### Given records
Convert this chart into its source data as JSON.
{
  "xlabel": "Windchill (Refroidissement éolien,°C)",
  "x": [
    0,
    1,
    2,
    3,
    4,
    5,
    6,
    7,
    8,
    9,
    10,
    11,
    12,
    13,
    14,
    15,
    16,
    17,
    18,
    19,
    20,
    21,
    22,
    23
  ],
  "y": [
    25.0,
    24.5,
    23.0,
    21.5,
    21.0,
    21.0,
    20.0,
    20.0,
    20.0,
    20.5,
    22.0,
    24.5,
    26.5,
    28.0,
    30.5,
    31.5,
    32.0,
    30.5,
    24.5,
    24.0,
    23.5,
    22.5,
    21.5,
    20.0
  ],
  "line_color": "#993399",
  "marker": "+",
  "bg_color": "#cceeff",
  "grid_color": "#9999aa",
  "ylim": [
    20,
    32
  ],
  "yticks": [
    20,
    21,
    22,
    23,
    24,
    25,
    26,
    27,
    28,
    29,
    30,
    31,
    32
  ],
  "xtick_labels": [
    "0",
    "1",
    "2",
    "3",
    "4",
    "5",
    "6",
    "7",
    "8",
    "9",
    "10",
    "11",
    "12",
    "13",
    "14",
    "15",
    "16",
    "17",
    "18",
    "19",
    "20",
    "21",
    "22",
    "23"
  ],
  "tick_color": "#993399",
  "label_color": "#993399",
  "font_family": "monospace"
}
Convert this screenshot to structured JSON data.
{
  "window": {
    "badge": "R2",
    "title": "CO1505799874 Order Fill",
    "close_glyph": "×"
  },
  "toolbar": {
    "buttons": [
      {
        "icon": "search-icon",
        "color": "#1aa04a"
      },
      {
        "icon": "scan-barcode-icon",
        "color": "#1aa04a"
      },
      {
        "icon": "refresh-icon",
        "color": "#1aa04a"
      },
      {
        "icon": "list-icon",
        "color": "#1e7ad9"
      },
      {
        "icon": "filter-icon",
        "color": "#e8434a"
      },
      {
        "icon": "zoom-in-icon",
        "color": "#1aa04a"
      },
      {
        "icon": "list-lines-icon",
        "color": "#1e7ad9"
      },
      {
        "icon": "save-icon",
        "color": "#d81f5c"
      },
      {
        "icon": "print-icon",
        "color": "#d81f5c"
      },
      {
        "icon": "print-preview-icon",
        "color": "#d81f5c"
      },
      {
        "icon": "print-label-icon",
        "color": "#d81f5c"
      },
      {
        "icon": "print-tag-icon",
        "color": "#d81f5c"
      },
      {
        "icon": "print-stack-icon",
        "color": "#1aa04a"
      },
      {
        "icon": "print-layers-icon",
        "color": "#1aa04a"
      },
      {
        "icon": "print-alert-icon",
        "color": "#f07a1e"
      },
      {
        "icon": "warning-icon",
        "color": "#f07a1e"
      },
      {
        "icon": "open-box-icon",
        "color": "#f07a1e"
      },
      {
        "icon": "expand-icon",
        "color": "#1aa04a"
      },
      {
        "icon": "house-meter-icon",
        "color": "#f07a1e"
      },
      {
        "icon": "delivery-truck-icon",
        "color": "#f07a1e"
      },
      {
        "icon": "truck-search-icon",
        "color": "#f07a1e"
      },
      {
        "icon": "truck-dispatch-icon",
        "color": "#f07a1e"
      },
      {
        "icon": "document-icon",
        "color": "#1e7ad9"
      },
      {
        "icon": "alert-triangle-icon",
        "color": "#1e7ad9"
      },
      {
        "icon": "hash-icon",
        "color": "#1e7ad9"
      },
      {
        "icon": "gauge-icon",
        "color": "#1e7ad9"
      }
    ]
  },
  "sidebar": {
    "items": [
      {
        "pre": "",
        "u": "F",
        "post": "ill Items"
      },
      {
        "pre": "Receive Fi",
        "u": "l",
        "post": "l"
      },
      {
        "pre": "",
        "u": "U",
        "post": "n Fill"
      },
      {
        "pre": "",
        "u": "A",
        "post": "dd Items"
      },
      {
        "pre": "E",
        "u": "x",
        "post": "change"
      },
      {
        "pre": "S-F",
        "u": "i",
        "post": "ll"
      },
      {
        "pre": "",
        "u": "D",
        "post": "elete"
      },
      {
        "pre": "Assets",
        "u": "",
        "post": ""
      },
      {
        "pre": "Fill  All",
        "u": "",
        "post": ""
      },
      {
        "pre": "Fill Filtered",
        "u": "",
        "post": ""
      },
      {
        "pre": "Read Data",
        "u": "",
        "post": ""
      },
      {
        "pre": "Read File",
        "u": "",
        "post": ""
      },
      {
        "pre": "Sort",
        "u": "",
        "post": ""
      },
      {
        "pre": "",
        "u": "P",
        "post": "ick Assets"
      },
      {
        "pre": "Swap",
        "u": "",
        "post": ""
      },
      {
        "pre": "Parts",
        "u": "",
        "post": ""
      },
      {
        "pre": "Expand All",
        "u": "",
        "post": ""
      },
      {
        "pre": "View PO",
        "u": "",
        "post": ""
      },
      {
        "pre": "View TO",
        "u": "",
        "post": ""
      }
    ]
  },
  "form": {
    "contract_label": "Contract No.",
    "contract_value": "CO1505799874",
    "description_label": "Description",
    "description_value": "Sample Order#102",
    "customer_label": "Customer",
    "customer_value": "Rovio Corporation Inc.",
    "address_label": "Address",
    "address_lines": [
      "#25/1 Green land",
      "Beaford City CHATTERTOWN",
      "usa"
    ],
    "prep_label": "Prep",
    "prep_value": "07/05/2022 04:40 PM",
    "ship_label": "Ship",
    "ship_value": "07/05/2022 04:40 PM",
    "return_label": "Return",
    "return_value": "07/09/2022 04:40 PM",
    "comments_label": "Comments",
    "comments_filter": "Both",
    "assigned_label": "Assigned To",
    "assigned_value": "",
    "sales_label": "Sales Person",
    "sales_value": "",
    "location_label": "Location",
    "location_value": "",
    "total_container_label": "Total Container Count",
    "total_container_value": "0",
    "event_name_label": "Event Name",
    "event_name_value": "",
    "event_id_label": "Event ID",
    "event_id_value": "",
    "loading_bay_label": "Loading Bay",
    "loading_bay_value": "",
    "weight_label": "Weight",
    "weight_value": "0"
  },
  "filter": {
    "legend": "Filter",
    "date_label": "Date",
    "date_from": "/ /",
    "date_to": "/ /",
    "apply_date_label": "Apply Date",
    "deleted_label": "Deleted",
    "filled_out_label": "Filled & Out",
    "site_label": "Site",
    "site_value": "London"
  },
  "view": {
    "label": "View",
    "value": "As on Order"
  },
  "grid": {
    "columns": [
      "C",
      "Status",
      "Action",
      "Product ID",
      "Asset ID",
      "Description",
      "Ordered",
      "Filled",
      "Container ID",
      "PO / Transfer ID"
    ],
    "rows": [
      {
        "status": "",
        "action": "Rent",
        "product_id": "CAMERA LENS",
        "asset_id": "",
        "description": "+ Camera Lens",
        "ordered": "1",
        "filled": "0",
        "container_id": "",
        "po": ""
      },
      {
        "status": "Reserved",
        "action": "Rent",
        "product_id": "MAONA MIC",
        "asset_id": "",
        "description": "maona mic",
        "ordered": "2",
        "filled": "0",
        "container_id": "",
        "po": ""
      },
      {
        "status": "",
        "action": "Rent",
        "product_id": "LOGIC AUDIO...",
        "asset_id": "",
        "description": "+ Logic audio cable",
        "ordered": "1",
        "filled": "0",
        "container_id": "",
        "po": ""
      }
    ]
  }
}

### Exercise directions
Retype the listing above in full, with no alterations.

### Exercise output
Convert this chart into its source data as JSON.
{
  "xlabel": "Windchill (Refroidissement éolien,°C)",
  "x": [
    0,
    1,
    2,
    3,
    4,
    5,
    6,
    7,
    8,
    9,
    10,
    11,
    12,
    13,
    14,
    15,
    16,
    17,
    18,
    19,
    20,
    21,
    22,
    23
  ],
  "y": [
    25.0,
    24.5,
    23.0,
    21.5,
    21.0,
    21.0,
    20.0,
    20.0,
    20.0,
    20.5,
    22.0,
    24.5,
    26.5,
    28.0,
    30.5,
    31.5,
    32.0,
    30.5,
    24.5,
    24.0,
    23.5,
    22.5,
    21.5,
    20.0
  ],
  "line_color": "#993399",
  "marker": "+",
  "bg_color": "#cceeff",
  "grid_color": "#9999aa",
  "ylim": [
    20,
    32
  ],
  "yticks": [
    20,
    21,
    22,
    23,
    24,
    25,
    26,
    27,
    28,
    29,
    30,
    31,
    32
  ],
  "xtick_labels": [
    "0",
    "1",
    "2",
    "3",
    "4",
    "5",
    "6",
    "7",
    "8",
    "9",
    "10",
    "11",
    "12",
    "13",
    "14",
    "15",
    "16",
    "17",
    "18",
    "19",
    "20",
    "21",
    "22",
    "23"
  ],
  "tick_color": "#993399",
  "label_color": "#993399",
  "font_family": "monospace"
}
Convert this screenshot to structured JSON data.
{
  "window": {
    "badge": "R2",
    "title": "CO1505799874 Order Fill",
    "close_glyph": "×"
  },
  "toolbar": {
    "buttons": [
      {
        "icon": "search-icon",
        "color": "#1aa04a"
      },
      {
        "icon": "scan-barcode-icon",
        "color": "#1aa04a"
      },
      {
        "icon": "refresh-icon",
        "color": "#1aa04a"
      },
      {
        "icon": "list-icon",
        "color": "#1e7ad9"
      },
      {
        "icon": "filter-icon",
        "color": "#e8434a"
      },
      {
        "icon": "zoom-in-icon",
        "color": "#1aa04a"
      },
      {
        "icon": "list-lines-icon",
        "color": "#1e7ad9"
      },
      {
        "icon": "save-icon",
        "color": "#d81f5c"
      },
      {
        "icon": "print-icon",
        "color": "#d81f5c"
      },
      {
        "icon": "print-preview-icon",
        "color": "#d81f5c"
      },
      {
        "icon": "print-label-icon",
        "color": "#d81f5c"
      },
      {
        "icon": "print-tag-icon",
        "color": "#d81f5c"
      },
      {
        "icon": "print-stack-icon",
        "color": "#1aa04a"
      },
      {
        "icon": "print-layers-icon",
        "color": "#1aa04a"
      },
      {
        "icon": "print-alert-icon",
        "color": "#f07a1e"
      },
      {
        "icon": "warning-icon",
        "color": "#f07a1e"
      },
      {
        "icon": "open-box-icon",
        "color": "#f07a1e"
      },
      {
        "icon": "expand-icon",
        "color": "#1aa04a"
      },
      {
        "icon": "house-meter-icon",
        "color": "#f07a1e"
      },
      {
        "icon": "delivery-truck-icon",
        "color": "#f07a1e"
      },
      {
        "icon": "truck-search-icon",
        "color": "#f07a1e"
      },
      {
        "icon": "truck-dispatch-icon",
        "color": "#f07a1e"
      },
      {
        "icon": "document-icon",
        "color": "#1e7ad9"
      },
      {
        "icon": "alert-triangle-icon",
        "color": "#1e7ad9"
      },
      {
        "icon": "hash-icon",
        "color": "#1e7ad9"
      },
      {
        "icon": "gauge-icon",
        "color": "#1e7ad9"
      }
    ]
  },
  "sidebar": {
    "items": [
      {
        "pre": "",
        "u": "F",
        "post": "ill Items"
      },
      {
        "pre": "Receive Fi",
        "u": "l",
        "post": "l"
      },
      {
        "pre": "",
        "u": "U",
        "post": "n Fill"
      },
      {
        "pre": "",
        "u": "A",
        "post": "dd Items"
      },
      {
        "pre": "E",
        "u": "x",
        "post": "change"
      },
      {
        "pre": "S-F",
        "u": "i",
        "post": "ll"
      },
      {
        "pre": "",
        "u": "D",
        "post": "elete"
      },
      {
        "pre": "Assets",
        "u": "",
        "post": ""
      },
      {
        "pre": "Fill  All",
        "u": "",
        "post": ""
      },
      {
        "pre": "Fill Filtered",
        "u": "",
        "post": ""
      },
      {
        "pre": "Read Data",
        "u": "",
        "post": ""
      },
      {
        "pre": "Read File",
        "u": "",
        "post": ""
      },
      {
        "pre": "Sort",
        "u": "",
        "post": ""
      },
      {
        "pre": "",
        "u": "P",
        "post": "ick Assets"
      },
      {
        "pre": "Swap",
        "u": "",
        "post": ""
      },
      {
        "pre": "Parts",
        "u": "",
        "post": ""
      },
      {
        "pre": "Expand All",
        "u": "",
        "post": ""
      },
      {
        "pre": "View PO",
        "u": "",
        "post": ""
      },
      {
        "pre": "View TO",
        "u": "",
        "post": ""
      }
    ]
  },
  "form": {
    "contract_label": "Contract No.",
    "contract_value": "CO1505799874",
    "description_label": "Description",
    "description_value": "Sample Order#102",
    "customer_label": "Customer",
    "customer_value": "Rovio Corporation Inc.",
    "address_label": "Address",
    "address_lines": [
      "#25/1 Green land",
      "Beaford City CHATTERTOWN",
      "usa"
    ],
    "prep_label": "Prep",
    "prep_value": "07/05/2022 04:40 PM",
    "ship_label": "Ship",
    "ship_value": "07/05/2022 04:40 PM",
    "return_label": "Return",
    "return_value": "07/09/2022 04:40 PM",
    "comments_label": "Comments",
    "comments_filter": "Both",
    "assigned_label": "Assigned To",
    "assigned_value": "",
    "sales_label": "Sales Person",
    "sales_value": "",
    "location_label": "Location",
    "location_value": "",
    "total_container_label": "Total Container Count",
    "total_container_value": "0",
    "event_name_label": "Event Name",
    "event_name_value": "",
    "event_id_label": "Event ID",
    "event_id_value": "",
    "loading_bay_label": "Loading Bay",
    "loading_bay_value": "",
    "weight_label": "Weight",
    "weight_value": "0"
  },
  "filter": {
    "legend": "Filter",
    "date_label": "Date",
    "date_from": "/ /",
    "date_to": "/ /",
    "apply_date_label": "Apply Date",
    "deleted_label": "Deleted",
    "filled_out_label": "Filled & Out",
    "site_label": "Site",
    "site_value": "London"
  },
  "view": {
    "label": "View",
    "value": "As on Order"
  },
  "grid": {
    "columns": [
      "C",
      "Status",
      "Action",
      "Product ID",
      "Asset ID",
      "Description",
      "Ordered",
      "Filled",
      "Container ID",
      "PO / Transfer ID"
    ],
    "rows": [
      {
        "status": "",
        "action": "Rent",
        "product_id": "CAMERA LENS",
        "asset_id": "",
        "description": "+ Camera Lens",
        "ordered": "1",
        "filled": "0",
        "container_id": "",
        "po": ""
      },
      {
        "status": "Reserved",
        "action": "Rent",
        "product_id": "MAONA MIC",
        "asset_id": "",
        "description": "maona mic",
        "ordered": "2",
        "filled": "0",
        "container_id": "",
        "po": ""
      },
      {
        "status": "",
        "action": "Rent",
        "product_id": "LOGIC AUDIO...",
        "asset_id": "",
        "description": "+ Logic audio cable",
        "ordered": "1",
        "filled": "0",
        "container_id": "",
        "po": ""
      }
    ]
  }
}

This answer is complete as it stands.